Please give the data below again in full, exactly as it stands.

Stored data
══════

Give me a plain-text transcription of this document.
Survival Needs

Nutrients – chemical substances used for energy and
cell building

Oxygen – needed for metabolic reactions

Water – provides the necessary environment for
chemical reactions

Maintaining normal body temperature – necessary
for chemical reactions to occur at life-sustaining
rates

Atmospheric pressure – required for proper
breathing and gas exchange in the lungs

══════

| Finished task |
Give me a plain-text transcription of this document.
Survival Needs

Nutrients – chemical substances used for energy and
cell building

Oxygen – needed for metabolic reactions

Water – provides the necessary environment for
chemical reactions

Maintaining normal body temperature – necessary
for chemical reactions to occur at life-sustaining
rates

Atmospheric pressure – required for proper
breathing and gas exchange in the lungs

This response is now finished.